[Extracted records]

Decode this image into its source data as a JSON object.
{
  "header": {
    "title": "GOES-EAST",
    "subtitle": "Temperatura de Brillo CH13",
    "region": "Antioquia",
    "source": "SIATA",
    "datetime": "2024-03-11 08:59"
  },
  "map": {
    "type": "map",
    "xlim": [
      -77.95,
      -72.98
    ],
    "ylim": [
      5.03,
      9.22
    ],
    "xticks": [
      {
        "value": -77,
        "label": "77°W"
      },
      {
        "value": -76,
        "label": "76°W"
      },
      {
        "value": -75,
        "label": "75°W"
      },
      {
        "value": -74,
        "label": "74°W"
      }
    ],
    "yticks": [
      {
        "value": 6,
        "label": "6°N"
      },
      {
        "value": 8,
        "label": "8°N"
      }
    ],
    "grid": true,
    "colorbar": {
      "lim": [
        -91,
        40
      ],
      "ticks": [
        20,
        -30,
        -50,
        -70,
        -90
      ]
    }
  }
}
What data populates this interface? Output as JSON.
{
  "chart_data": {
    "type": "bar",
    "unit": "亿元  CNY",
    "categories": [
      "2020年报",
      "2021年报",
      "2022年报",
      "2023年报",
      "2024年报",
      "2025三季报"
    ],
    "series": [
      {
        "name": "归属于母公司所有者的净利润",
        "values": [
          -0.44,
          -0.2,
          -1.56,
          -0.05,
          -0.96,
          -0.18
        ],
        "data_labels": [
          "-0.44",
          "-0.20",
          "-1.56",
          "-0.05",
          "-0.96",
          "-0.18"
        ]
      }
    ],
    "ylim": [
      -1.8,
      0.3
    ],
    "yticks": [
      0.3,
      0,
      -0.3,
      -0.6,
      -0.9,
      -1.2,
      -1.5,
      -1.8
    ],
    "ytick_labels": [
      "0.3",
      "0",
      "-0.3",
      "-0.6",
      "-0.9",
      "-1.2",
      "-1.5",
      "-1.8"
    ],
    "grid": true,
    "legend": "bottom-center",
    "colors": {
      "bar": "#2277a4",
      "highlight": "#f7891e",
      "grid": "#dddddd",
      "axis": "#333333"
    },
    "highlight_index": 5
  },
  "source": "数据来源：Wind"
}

Exercise task -
Your task is to repeat the data exactly; please include every line.

Exercise response -
Decode this image into its source data as a JSON object.
{
  "header": {
    "title": "GOES-EAST",
    "subtitle": "Temperatura de Brillo CH13",
    "region": "Antioquia",
    "source": "SIATA",
    "datetime": "2024-03-11 08:59"
  },
  "map": {
    "type": "map",
    "xlim": [
      -77.95,
      -72.98
    ],
    "ylim": [
      5.03,
      9.22
    ],
    "xticks": [
      {
        "value": -77,
        "label": "77°W"
      },
      {
        "value": -76,
        "label": "76°W"
      },
      {
        "value": -75,
        "label": "75°W"
      },
      {
        "value": -74,
        "label": "74°W"
      }
    ],
    "yticks": [
      {
        "value": 6,
        "label": "6°N"
      },
      {
        "value": 8,
        "label": "8°N"
      }
    ],
    "grid": true,
    "colorbar": {
      "lim": [
        -91,
        40
      ],
      "ticks": [
        20,
        -30,
        -50,
        -70,
        -90
      ]
    }
  }
}
What data populates this interface? Output as JSON.
{
  "chart_data": {
    "type": "bar",
    "unit": "亿元  CNY",
    "categories": [
      "2020年报",
      "2021年报",
      "2022年报",
      "2023年报",
      "2024年报",
      "2025三季报"
    ],
    "series": [
      {
        "name": "归属于母公司所有者的净利润",
        "values": [
          -0.44,
          -0.2,
          -1.56,
          -0.05,
          -0.96,
          -0.18
        ],
        "data_labels": [
          "-0.44",
          "-0.20",
          "-1.56",
          "-0.05",
          "-0.96",
          "-0.18"
        ]
      }
    ],
    "ylim": [
      -1.8,
      0.3
    ],
    "yticks": [
      0.3,
      0,
      -0.3,
      -0.6,
      -0.9,
      -1.2,
      -1.5,
      -1.8
    ],
    "ytick_labels": [
      "0.3",
      "0",
      "-0.3",
      "-0.6",
      "-0.9",
      "-1.2",
      "-1.5",
      "-1.8"
    ],
    "grid": true,
    "legend": "bottom-center",
    "colors": {
      "bar": "#2277a4",
      "highlight": "#f7891e",
      "grid": "#dddddd",
      "axis": "#333333"
    },
    "highlight_index": 5
  },
  "source": "数据来源：Wind"
}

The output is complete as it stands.